== DATA SHOWN

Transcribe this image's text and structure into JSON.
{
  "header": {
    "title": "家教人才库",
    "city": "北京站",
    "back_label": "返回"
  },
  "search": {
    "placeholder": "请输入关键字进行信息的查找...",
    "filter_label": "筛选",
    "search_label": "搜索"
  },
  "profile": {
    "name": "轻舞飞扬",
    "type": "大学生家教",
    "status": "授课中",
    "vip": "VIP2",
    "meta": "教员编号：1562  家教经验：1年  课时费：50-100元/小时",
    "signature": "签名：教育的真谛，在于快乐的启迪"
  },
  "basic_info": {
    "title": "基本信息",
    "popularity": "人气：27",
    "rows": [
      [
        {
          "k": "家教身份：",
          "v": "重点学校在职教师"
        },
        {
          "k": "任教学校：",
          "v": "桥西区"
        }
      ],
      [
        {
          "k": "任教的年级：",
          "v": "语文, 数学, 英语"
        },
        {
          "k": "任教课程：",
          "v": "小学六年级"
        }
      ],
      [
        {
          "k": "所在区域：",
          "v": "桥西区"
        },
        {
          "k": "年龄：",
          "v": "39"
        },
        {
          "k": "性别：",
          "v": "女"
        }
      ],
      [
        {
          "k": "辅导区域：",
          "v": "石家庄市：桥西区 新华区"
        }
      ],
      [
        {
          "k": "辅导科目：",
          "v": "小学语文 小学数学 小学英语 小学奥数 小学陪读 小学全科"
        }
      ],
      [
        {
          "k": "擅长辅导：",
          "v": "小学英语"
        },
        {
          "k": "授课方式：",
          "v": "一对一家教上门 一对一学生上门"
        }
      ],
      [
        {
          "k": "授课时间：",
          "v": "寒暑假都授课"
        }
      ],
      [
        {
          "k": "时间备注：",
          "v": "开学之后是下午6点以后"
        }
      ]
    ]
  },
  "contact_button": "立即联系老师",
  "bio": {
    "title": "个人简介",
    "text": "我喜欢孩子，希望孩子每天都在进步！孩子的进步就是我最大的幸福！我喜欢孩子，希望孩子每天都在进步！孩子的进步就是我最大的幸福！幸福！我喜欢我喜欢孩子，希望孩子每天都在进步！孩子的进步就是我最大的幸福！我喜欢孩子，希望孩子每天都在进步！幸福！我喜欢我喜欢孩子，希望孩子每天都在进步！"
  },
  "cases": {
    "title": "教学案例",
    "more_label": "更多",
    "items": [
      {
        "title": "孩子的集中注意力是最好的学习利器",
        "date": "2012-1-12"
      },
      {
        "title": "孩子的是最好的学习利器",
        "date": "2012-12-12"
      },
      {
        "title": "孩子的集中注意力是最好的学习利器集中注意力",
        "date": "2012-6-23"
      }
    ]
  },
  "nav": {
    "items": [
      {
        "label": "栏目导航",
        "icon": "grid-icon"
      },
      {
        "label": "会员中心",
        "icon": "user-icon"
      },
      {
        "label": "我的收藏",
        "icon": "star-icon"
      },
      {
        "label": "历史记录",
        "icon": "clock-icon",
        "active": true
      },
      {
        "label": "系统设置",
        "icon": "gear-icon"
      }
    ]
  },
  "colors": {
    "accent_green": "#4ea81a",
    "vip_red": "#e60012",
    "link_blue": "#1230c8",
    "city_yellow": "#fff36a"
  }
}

====

### WRITTEN EXERCISE
Write out the records shown above, exactly as they appear.

### ANSWER
Transcribe this image's text and structure into JSON.
{
  "header": {
    "title": "家教人才库",
    "city": "北京站",
    "back_label": "返回"
  },
  "search": {
    "placeholder": "请输入关键字进行信息的查找...",
    "filter_label": "筛选",
    "search_label": "搜索"
  },
  "profile": {
    "name": "轻舞飞扬",
    "type": "大学生家教",
    "status": "授课中",
    "vip": "VIP2",
    "meta": "教员编号：1562  家教经验：1年  课时费：50-100元/小时",
    "signature": "签名：教育的真谛，在于快乐的启迪"
  },
  "basic_info": {
    "title": "基本信息",
    "popularity": "人气：27",
    "rows": [
      [
        {
          "k": "家教身份：",
          "v": "重点学校在职教师"
        },
        {
          "k": "任教学校：",
          "v": "桥西区"
        }
      ],
      [
        {
          "k": "任教的年级：",
          "v": "语文, 数学, 英语"
        },
        {
          "k": "任教课程：",
          "v": "小学六年级"
        }
      ],
      [
        {
          "k": "所在区域：",
          "v": "桥西区"
        },
        {
          "k": "年龄：",
          "v": "39"
        },
        {
          "k": "性别：",
          "v": "女"
        }
      ],
      [
        {
          "k": "辅导区域：",
          "v": "石家庄市：桥西区 新华区"
        }
      ],
      [
        {
          "k": "辅导科目：",
          "v": "小学语文 小学数学 小学英语 小学奥数 小学陪读 小学全科"
        }
      ],
      [
        {
          "k": "擅长辅导：",
          "v": "小学英语"
        },
        {
          "k": "授课方式：",
          "v": "一对一家教上门 一对一学生上门"
        }
      ],
      [
        {
          "k": "授课时间：",
          "v": "寒暑假都授课"
        }
      ],
      [
        {
          "k": "时间备注：",
          "v": "开学之后是下午6点以后"
        }
      ]
    ]
  },
  "contact_button": "立即联系老师",
  "bio": {
    "title": "个人简介",
    "text": "我喜欢孩子，希望孩子每天都在进步！孩子的进步就是我最大的幸福！我喜欢孩子，希望孩子每天都在进步！孩子的进步就是我最大的幸福！幸福！我喜欢我喜欢孩子，希望孩子每天都在进步！孩子的进步就是我最大的幸福！我喜欢孩子，希望孩子每天都在进步！幸福！我喜欢我喜欢孩子，希望孩子每天都在进步！"
  },
  "cases": {
    "title": "教学案例",
    "more_label": "更多",
    "items": [
      {
        "title": "孩子的集中注意力是最好的学习利器",
        "date": "2012-1-12"
      },
      {
        "title": "孩子的是最好的学习利器",
        "date": "2012-12-12"
      },
      {
        "title": "孩子的集中注意力是最好的学习利器集中注意力",
        "date": "2012-6-23"
      }
    ]
  },
  "nav": {
    "items": [
      {
        "label": "栏目导航",
        "icon": "grid-icon"
      },
      {
        "label": "会员中心",
        "icon": "user-icon"
      },
      {
        "label": "我的收藏",
        "icon": "star-icon"
      },
      {
        "label": "历史记录",
        "icon": "clock-icon",
        "active": true
      },
      {
        "label": "系统设置",
        "icon": "gear-icon"
      }
    ]
  },
  "colors": {
    "accent_green": "#4ea81a",
    "vip_red": "#e60012",
    "link_blue": "#1230c8",
    "city_yellow": "#fff36a"
  }
}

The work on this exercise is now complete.